*** Data extract
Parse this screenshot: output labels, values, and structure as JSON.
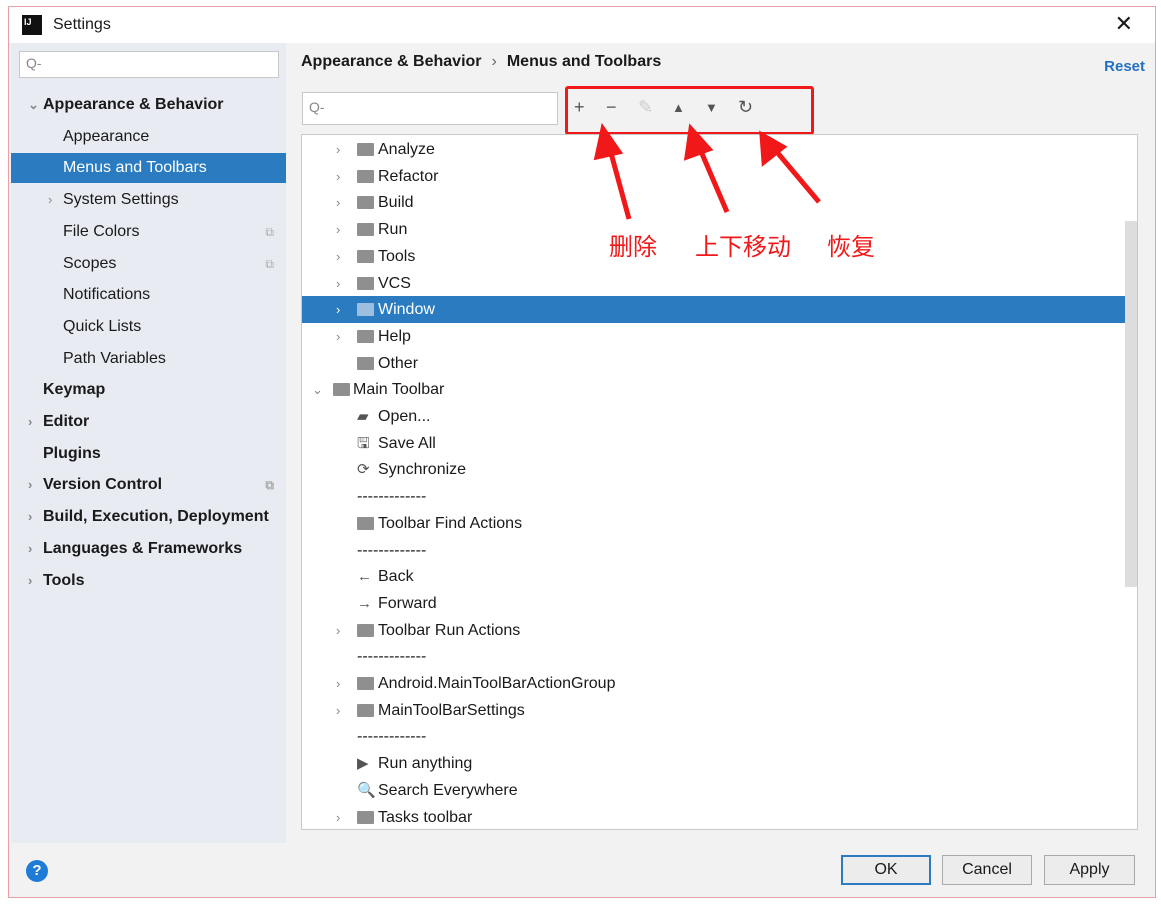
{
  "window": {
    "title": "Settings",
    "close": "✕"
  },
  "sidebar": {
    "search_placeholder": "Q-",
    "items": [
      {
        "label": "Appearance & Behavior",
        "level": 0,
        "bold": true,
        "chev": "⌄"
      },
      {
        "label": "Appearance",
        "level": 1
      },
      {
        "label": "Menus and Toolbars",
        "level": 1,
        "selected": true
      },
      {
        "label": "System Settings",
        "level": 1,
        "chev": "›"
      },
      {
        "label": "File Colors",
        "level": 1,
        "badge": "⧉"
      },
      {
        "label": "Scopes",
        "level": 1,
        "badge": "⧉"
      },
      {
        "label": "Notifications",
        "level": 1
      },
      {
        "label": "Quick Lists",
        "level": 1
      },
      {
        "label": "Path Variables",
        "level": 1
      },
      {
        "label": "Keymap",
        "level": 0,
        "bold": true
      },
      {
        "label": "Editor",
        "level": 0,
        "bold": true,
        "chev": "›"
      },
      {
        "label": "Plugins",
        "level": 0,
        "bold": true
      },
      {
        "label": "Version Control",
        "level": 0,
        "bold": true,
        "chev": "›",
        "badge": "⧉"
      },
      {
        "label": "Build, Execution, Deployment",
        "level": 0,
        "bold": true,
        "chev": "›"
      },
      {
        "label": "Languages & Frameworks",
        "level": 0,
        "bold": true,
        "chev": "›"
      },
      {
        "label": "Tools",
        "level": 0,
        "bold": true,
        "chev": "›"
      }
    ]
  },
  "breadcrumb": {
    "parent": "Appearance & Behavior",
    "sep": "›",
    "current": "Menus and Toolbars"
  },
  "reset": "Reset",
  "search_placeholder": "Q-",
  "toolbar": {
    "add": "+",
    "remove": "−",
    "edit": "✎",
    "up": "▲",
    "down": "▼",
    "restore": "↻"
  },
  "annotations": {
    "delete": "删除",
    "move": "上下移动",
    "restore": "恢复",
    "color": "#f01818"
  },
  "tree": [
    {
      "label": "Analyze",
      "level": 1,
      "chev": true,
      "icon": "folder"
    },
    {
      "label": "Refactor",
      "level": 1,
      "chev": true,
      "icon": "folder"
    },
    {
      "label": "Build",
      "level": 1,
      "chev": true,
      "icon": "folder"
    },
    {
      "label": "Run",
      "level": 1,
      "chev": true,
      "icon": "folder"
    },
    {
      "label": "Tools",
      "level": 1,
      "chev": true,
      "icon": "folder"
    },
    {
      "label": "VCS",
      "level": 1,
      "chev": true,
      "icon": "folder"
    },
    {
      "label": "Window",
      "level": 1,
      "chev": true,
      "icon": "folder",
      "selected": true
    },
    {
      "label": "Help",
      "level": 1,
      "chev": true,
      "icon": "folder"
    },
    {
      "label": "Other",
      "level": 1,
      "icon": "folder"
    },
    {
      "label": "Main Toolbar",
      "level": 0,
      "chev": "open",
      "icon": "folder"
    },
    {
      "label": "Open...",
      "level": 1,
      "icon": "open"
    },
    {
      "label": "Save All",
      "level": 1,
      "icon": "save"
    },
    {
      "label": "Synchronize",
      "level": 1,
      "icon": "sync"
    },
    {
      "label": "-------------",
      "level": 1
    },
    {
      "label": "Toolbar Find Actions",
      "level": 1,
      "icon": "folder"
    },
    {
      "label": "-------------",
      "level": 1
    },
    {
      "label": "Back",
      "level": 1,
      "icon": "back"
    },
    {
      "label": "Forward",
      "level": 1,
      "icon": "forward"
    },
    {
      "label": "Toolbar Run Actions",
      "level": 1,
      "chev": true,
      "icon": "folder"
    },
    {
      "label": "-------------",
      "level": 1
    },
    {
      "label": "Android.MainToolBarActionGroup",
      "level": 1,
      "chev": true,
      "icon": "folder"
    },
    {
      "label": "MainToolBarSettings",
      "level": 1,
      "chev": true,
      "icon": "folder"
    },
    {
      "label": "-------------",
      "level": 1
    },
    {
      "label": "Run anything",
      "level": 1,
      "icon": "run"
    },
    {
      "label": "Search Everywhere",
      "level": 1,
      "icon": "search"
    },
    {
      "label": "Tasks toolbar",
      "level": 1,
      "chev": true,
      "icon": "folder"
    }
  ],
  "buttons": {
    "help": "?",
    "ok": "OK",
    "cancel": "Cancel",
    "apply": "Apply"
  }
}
******
Output the full set of records above without changing a word, and drop the images.

Task output:
Parse this screenshot: output labels, values, and structure as JSON.
{
  "window": {
    "title": "Settings",
    "close": "✕"
  },
  "sidebar": {
    "search_placeholder": "Q-",
    "items": [
      {
        "label": "Appearance & Behavior",
        "level": 0,
        "bold": true,
        "chev": "⌄"
      },
      {
        "label": "Appearance",
        "level": 1
      },
      {
        "label": "Menus and Toolbars",
        "level": 1,
        "selected": true
      },
      {
        "label": "System Settings",
        "level": 1,
        "chev": "›"
      },
      {
        "label": "File Colors",
        "level": 1,
        "badge": "⧉"
      },
      {
        "label": "Scopes",
        "level": 1,
        "badge": "⧉"
      },
      {
        "label": "Notifications",
        "level": 1
      },
      {
        "label": "Quick Lists",
        "level": 1
      },
      {
        "label": "Path Variables",
        "level": 1
      },
      {
        "label": "Keymap",
        "level": 0,
        "bold": true
      },
      {
        "label": "Editor",
        "level": 0,
        "bold": true,
        "chev": "›"
      },
      {
        "label": "Plugins",
        "level": 0,
        "bold": true
      },
      {
        "label": "Version Control",
        "level": 0,
        "bold": true,
        "chev": "›",
        "badge": "⧉"
      },
      {
        "label": "Build, Execution, Deployment",
        "level": 0,
        "bold": true,
        "chev": "›"
      },
      {
        "label": "Languages & Frameworks",
        "level": 0,
        "bold": true,
        "chev": "›"
      },
      {
        "label": "Tools",
        "level": 0,
        "bold": true,
        "chev": "›"
      }
    ]
  },
  "breadcrumb": {
    "parent": "Appearance & Behavior",
    "sep": "›",
    "current": "Menus and Toolbars"
  },
  "reset": "Reset",
  "search_placeholder": "Q-",
  "toolbar": {
    "add": "+",
    "remove": "−",
    "edit": "✎",
    "up": "▲",
    "down": "▼",
    "restore": "↻"
  },
  "annotations": {
    "delete": "删除",
    "move": "上下移动",
    "restore": "恢复",
    "color": "#f01818"
  },
  "tree": [
    {
      "label": "Analyze",
      "level": 1,
      "chev": true,
      "icon": "folder"
    },
    {
      "label": "Refactor",
      "level": 1,
      "chev": true,
      "icon": "folder"
    },
    {
      "label": "Build",
      "level": 1,
      "chev": true,
      "icon": "folder"
    },
    {
      "label": "Run",
      "level": 1,
      "chev": true,
      "icon": "folder"
    },
    {
      "label": "Tools",
      "level": 1,
      "chev": true,
      "icon": "folder"
    },
    {
      "label": "VCS",
      "level": 1,
      "chev": true,
      "icon": "folder"
    },
    {
      "label": "Window",
      "level": 1,
      "chev": true,
      "icon": "folder",
      "selected": true
    },
    {
      "label": "Help",
      "level": 1,
      "chev": true,
      "icon": "folder"
    },
    {
      "label": "Other",
      "level": 1,
      "icon": "folder"
    },
    {
      "label": "Main Toolbar",
      "level": 0,
      "chev": "open",
      "icon": "folder"
    },
    {
      "label": "Open...",
      "level": 1,
      "icon": "open"
    },
    {
      "label": "Save All",
      "level": 1,
      "icon": "save"
    },
    {
      "label": "Synchronize",
      "level": 1,
      "icon": "sync"
    },
    {
      "label": "-------------",
      "level": 1
    },
    {
      "label": "Toolbar Find Actions",
      "level": 1,
      "icon": "folder"
    },
    {
      "label": "-------------",
      "level": 1
    },
    {
      "label": "Back",
      "level": 1,
      "icon": "back"
    },
    {
      "label": "Forward",
      "level": 1,
      "icon": "forward"
    },
    {
      "label": "Toolbar Run Actions",
      "level": 1,
      "chev": true,
      "icon": "folder"
    },
    {
      "label": "-------------",
      "level": 1
    },
    {
      "label": "Android.MainToolBarActionGroup",
      "level": 1,
      "chev": true,
      "icon": "folder"
    },
    {
      "label": "MainToolBarSettings",
      "level": 1,
      "chev": true,
      "icon": "folder"
    },
    {
      "label": "-------------",
      "level": 1
    },
    {
      "label": "Run anything",
      "level": 1,
      "icon": "run"
    },
    {
      "label": "Search Everywhere",
      "level": 1,
      "icon": "search"
    },
    {
      "label": "Tasks toolbar",
      "level": 1,
      "chev": true,
      "icon": "folder"
    }
  ],
  "buttons": {
    "help": "?",
    "ok": "OK",
    "cancel": "Cancel",
    "apply": "Apply"
  }
}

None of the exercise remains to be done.